How to complete this task: Go through the entries below and collect each line with the string "IRVING" in it.

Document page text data
◆ ◆ ◆ ◆

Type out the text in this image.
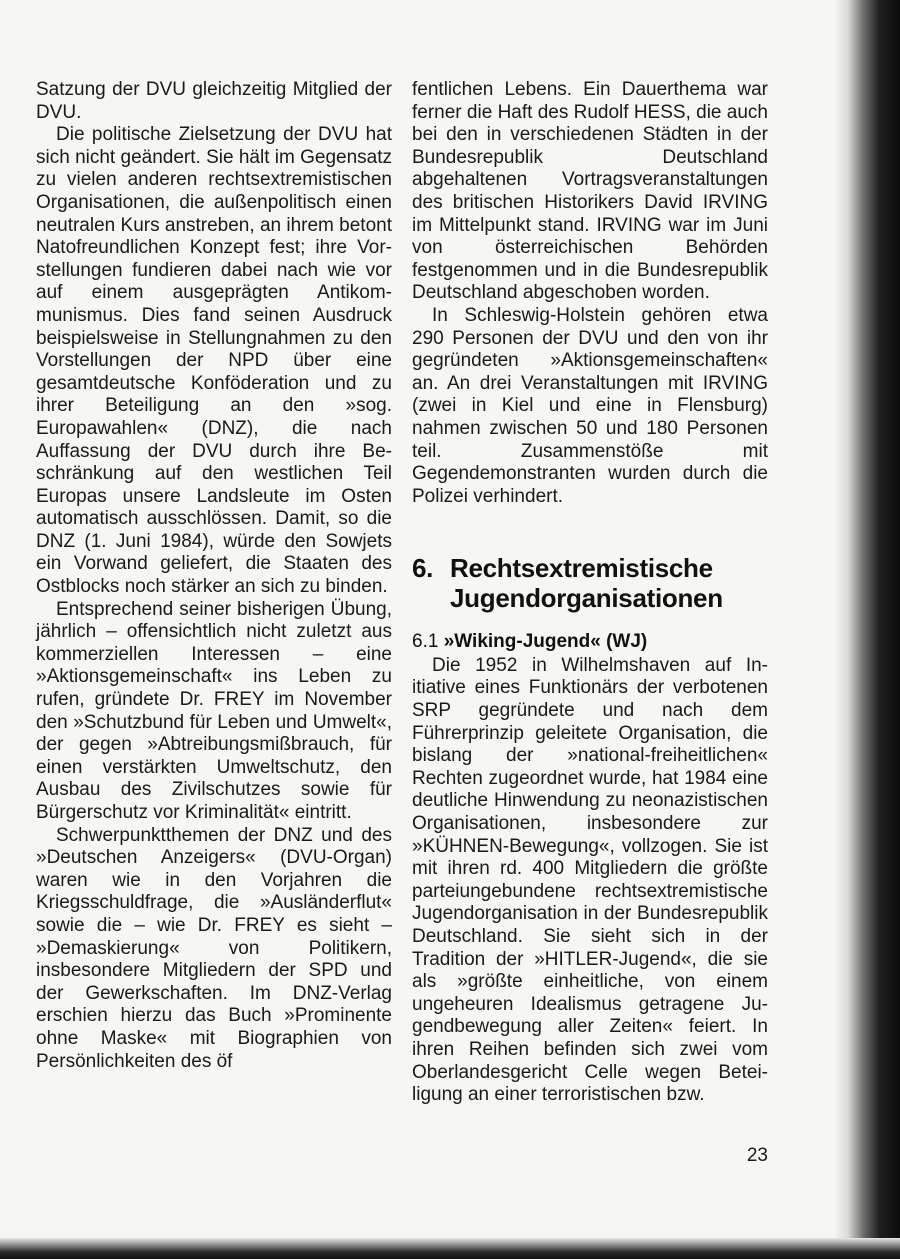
Satzung der DVU gleichzeitig Mitglied der DVU.

Die politische Zielsetzung der DVU hat sich nicht geändert. Sie hält im Gegensatz zu vielen anderen rechtsextremistischen Organisationen, die außenpolitisch einen neutralen Kurs anstreben, an ihrem betont Natofreundlichen Konzept fest; ihre Vorstellungen fundieren dabei nach wie vor auf einem ausgeprägten Antikommunismus. Dies fand seinen Ausdruck beispielsweise in Stellungnahmen zu den Vorstellungen der NPD über eine gesamtdeutsche Konföderation und zu ihrer Beteiligung an den »sog. Europawahlen« (DNZ), die nach Auffassung der DVU durch ihre Beschränkung auf den westlichen Teil Europas unsere Landsleute im Osten automatisch ausschlössen. Damit, so die DNZ (1. Juni 1984), würde den Sowjets ein Vorwand geliefert, die Staaten des Ostblocks noch stärker an sich zu binden.

Entsprechend seiner bisherigen Übung, jährlich – offensichtlich nicht zuletzt aus kommerziellen Interessen – eine »Aktionsgemeinschaft« ins Leben zu rufen, gründete Dr. FREY im November den »Schutzbund für Leben und Umwelt«, der gegen »Abtreibungsmißbrauch, für einen verstärkten Umweltschutz, den Ausbau des Zivilschutzes sowie für Bürgerschutz vor Kriminalität« eintritt.

Schwerpunktthemen der DNZ und des »Deutschen Anzeigers« (DVU-Organ) waren wie in den Vorjahren die Kriegsschuldfrage, die »Ausländerflut« sowie die – wie Dr. FREY es sieht – »Demaskierung« von Politikern, insbesondere Mitgliedern der SPD und der Gewerkschaften. Im DNZ-Verlag erschien hierzu das Buch »Prominente ohne Maske« mit Biographien von Persönlichkeiten des öf

fentlichen Lebens. Ein Dauerthema war ferner die Haft des Rudolf HESS, die auch bei den in verschiedenen Städten in der Bundesrepublik Deutschland abgehaltenen Vortragsveranstaltungen des britischen Historikers David IRVING im Mittelpunkt stand. IRVING war im Juni von österreichischen Behörden festgenommen und in die Bundesrepublik Deutschland abgeschoben worden.

In Schleswig-Holstein gehören etwa 290 Personen der DVU und den von ihr gegründeten »Aktionsgemeinschaften« an. An drei Veranstaltungen mit IRVING (zwei in Kiel und eine in Flensburg) nahmen zwischen 50 und 180 Personen teil. Zusammenstöße mit Gegendemonstranten wurden durch die Polizei verhindert.

6. Rechtsextremistische Jugendorganisationen
6.1 »Wiking-Jugend« (WJ)

Die 1952 in Wilhelmshaven auf Initiative eines Funktionärs der verbotenen SRP gegründete und nach dem Führerprinzip geleitete Organisation, die bislang der »national-freiheitlichen« Rechten zugeordnet wurde, hat 1984 eine deutliche Hinwendung zu neonazistischen Organisationen, insbesondere zur »KÜHNEN-Bewegung«, vollzogen. Sie ist mit ihren rd. 400 Mitgliedern die größte parteiungebundene rechtsextremistische Jugendorganisation in der Bundesrepublik Deutschland. Sie sieht sich in der Tradition der »HITLER-Jugend«, die sie als »größte einheitliche, von einem ungeheuren Idealismus getragene Jugendbewegung aller Zeiten« feiert. In ihren Reihen befinden sich zwei vom Oberlandesgericht Celle wegen Beteiligung an einer terroristischen bzw.

23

◆ ◆ ◆ ◆

Reply:
fentlichen Lebens. Ein Dauerthema war ferner die Haft des Rudolf HESS, die auch bei den in verschiedenen Städten in der Bundesrepublik Deutschland abgehaltenen Vortragsveranstaltungen des britischen Historikers David IRVING im Mittelpunkt stand. IRVING war im Juni von österreichischen Behörden festgenommen und in die Bundesrepublik Deutschland abgeschoben worden.
In Schleswig-Holstein gehören etwa 290 Personen der DVU und den von ihr gegründeten »Aktionsgemeinschaften« an. An drei Veranstaltungen mit IRVING (zwei in Kiel und eine in Flensburg) nahmen zwischen 50 und 180 Personen teil. Zusammenstöße mit Gegendemonstranten wurden durch die Polizei verhindert.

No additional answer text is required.